[Short task] Type out all the records word for word. Any pictures are to be left out.

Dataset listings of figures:
....
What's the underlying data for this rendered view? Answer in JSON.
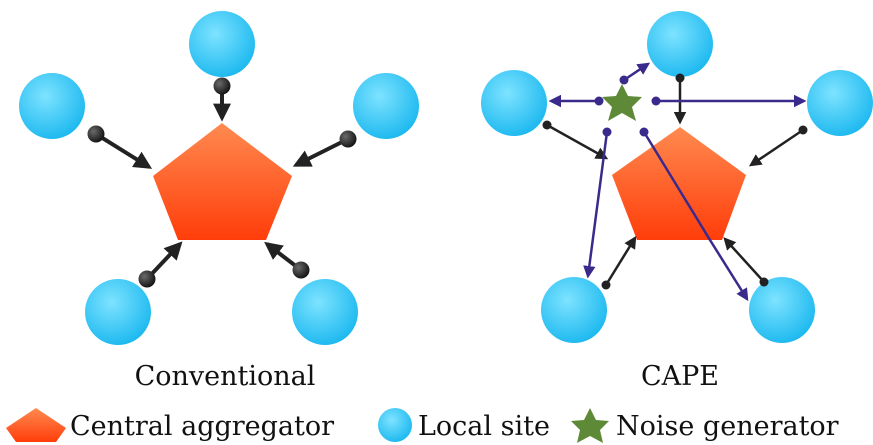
{
  "panels": {
    "conventional": {
      "caption": "Conventional"
    },
    "cape": {
      "caption": "CAPE"
    }
  },
  "legend": {
    "aggregator": {
      "label": "Central aggregator",
      "icon": "pentagon-icon"
    },
    "site": {
      "label": "Local site",
      "icon": "circle-icon"
    },
    "noise": {
      "label": "Noise generator",
      "icon": "star-icon"
    }
  },
  "colors": {
    "aggregator_top": "#ff8a50",
    "aggregator_bottom": "#ff3d0a",
    "site_light": "#7ee3ff",
    "site_dark": "#12b4ee",
    "noise": "#5e8a37",
    "arrow_dark": "#222222",
    "arrow_purple": "#3a2a8c"
  }
}
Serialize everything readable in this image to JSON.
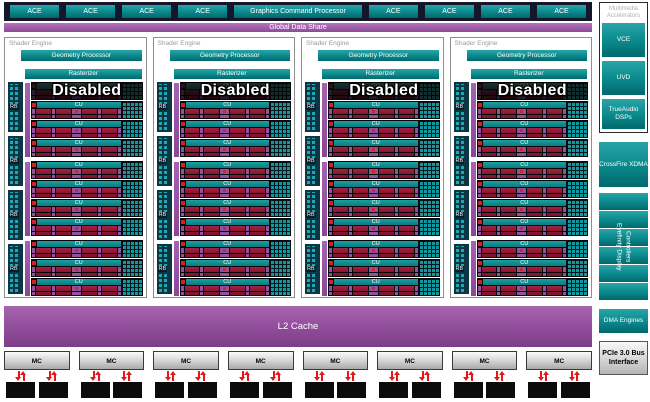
{
  "top": {
    "aces_left": [
      "ACE",
      "ACE",
      "ACE",
      "ACE"
    ],
    "gcp_label": "Graphics Command Processor",
    "aces_right": [
      "ACE",
      "ACE",
      "ACE",
      "ACE"
    ],
    "gds_label": "Global Data Share"
  },
  "shader_engine": {
    "label": "Shader Engine",
    "geometry_label": "Geometry Processor",
    "rasterizer_label": "Rasterizer",
    "rb_label": "RB",
    "cu_label": "CU",
    "disabled_label": "Disabled",
    "engine_count": 4,
    "rb_per_engine": 4,
    "cu_groups": [
      [
        "disabled",
        "cu",
        "cu",
        "cu"
      ],
      [
        "cu",
        "cu",
        "cu",
        "cu"
      ],
      [
        "cu",
        "cu",
        "cu"
      ]
    ]
  },
  "l2_label": "L2 Cache",
  "memory": {
    "mc_label": "MC",
    "controller_count": 8,
    "chips_per_controller": 2
  },
  "right_column": {
    "multimedia_label": "Multimedia Accelerators",
    "vce_label": "VCE",
    "uvd_label": "UVD",
    "trueaudio_label": "TrueAudio DSPs",
    "crossfire_label": "CrossFire XDMA",
    "eyefinity_label": "Eyefinity Display Controllers",
    "dma_label": "DMA Engines",
    "pcie_label": "PCIe 3.0 Bus Interface"
  },
  "colors": {
    "teal": "#0d8e91",
    "purple": "#8d4b97",
    "navy_strip": "#15152b",
    "maroon": "#8c1733",
    "arrow_red": "#e31818",
    "chip_black": "#0b0b0b",
    "disabled_text": "#ffffff"
  }
}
....
[Output]
What's the underlying data for this rendered view? Answer in JSON.
{
  "panels": {
    "conventional": {
      "caption": "Conventional"
    },
    "cape": {
      "caption": "CAPE"
    }
  },
  "legend": {
    "aggregator": {
      "label": "Central aggregator",
      "icon": "pentagon-icon"
    },
    "site": {
      "label": "Local site",
      "icon": "circle-icon"
    },
    "noise": {
      "label": "Noise generator",
      "icon": "star-icon"
    }
  },
  "colors": {
    "aggregator_top": "#ff8a50",
    "aggregator_bottom": "#ff3d0a",
    "site_light": "#7ee3ff",
    "site_dark": "#12b4ee",
    "noise": "#5e8a37",
    "arrow_dark": "#222222",
    "arrow_purple": "#3a2a8c"
  }
}
Serialize everything readable in this image to JSON.
{
  "top": {
    "aces_left": [
      "ACE",
      "ACE",
      "ACE",
      "ACE"
    ],
    "gcp_label": "Graphics Command Processor",
    "aces_right": [
      "ACE",
      "ACE",
      "ACE",
      "ACE"
    ],
    "gds_label": "Global Data Share"
  },
  "shader_engine": {
    "label": "Shader Engine",
    "geometry_label": "Geometry Processor",
    "rasterizer_label": "Rasterizer",
    "rb_label": "RB",
    "cu_label": "CU",
    "disabled_label": "Disabled",
    "engine_count": 4,
    "rb_per_engine": 4,
    "cu_groups": [
      [
        "disabled",
        "cu",
        "cu",
        "cu"
      ],
      [
        "cu",
        "cu",
        "cu",
        "cu"
      ],
      [
        "cu",
        "cu",
        "cu"
      ]
    ]
  },
  "l2_label": "L2 Cache",
  "memory": {
    "mc_label": "MC",
    "controller_count": 8,
    "chips_per_controller": 2
  },
  "right_column": {
    "multimedia_label": "Multimedia Accelerators",
    "vce_label": "VCE",
    "uvd_label": "UVD",
    "trueaudio_label": "TrueAudio DSPs",
    "crossfire_label": "CrossFire XDMA",
    "eyefinity_label": "Eyefinity Display Controllers",
    "dma_label": "DMA Engines",
    "pcie_label": "PCIe 3.0 Bus Interface"
  },
  "colors": {
    "teal": "#0d8e91",
    "purple": "#8d4b97",
    "navy_strip": "#15152b",
    "maroon": "#8c1733",
    "arrow_red": "#e31818",
    "chip_black": "#0b0b0b",
    "disabled_text": "#ffffff"
  }
}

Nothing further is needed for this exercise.